RECORDS FOR THIS TASK:
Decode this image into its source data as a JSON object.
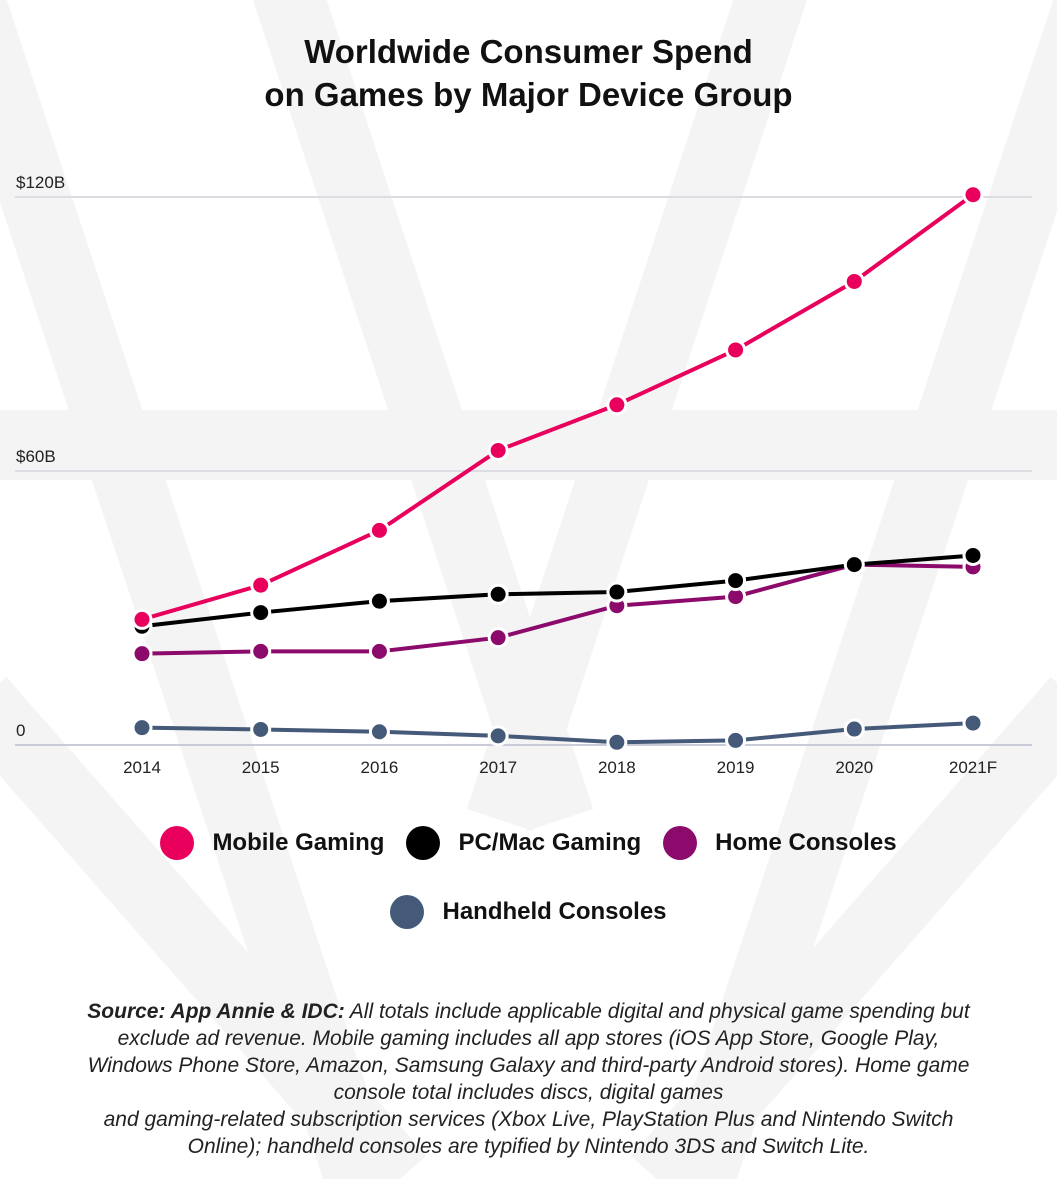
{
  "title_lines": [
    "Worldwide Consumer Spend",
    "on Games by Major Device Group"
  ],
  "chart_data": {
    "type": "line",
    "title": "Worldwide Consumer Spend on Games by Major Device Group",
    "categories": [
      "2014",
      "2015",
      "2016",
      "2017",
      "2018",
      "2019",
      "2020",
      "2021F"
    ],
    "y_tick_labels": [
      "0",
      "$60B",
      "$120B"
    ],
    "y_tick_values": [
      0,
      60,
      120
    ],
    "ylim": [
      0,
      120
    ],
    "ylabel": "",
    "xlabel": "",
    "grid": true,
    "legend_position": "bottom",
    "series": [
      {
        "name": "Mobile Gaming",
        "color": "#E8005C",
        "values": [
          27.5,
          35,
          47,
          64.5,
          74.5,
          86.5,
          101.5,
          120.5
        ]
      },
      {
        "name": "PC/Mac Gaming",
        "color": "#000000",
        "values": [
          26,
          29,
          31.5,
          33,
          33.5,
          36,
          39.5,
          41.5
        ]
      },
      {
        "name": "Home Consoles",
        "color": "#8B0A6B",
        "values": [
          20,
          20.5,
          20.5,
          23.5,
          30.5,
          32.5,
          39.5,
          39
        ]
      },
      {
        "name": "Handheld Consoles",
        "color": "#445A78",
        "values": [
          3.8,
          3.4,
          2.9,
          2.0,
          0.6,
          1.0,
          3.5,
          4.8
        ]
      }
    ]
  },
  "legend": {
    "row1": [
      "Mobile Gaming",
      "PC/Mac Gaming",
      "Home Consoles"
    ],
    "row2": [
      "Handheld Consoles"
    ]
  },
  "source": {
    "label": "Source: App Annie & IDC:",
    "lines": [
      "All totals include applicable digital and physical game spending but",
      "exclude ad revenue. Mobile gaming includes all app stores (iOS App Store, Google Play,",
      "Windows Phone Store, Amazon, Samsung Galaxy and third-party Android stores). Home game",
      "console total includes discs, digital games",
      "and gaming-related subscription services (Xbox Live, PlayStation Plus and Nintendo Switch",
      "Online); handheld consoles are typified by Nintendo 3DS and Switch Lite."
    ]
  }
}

EXERCISE PROMPT:
Return the lines of the records that include the string "Group".

SOLUTION TO THE EXERCISE:
    "on Games by Major Device Group"
    "title": "Worldwide Consumer Spend on Games by Major Device Group",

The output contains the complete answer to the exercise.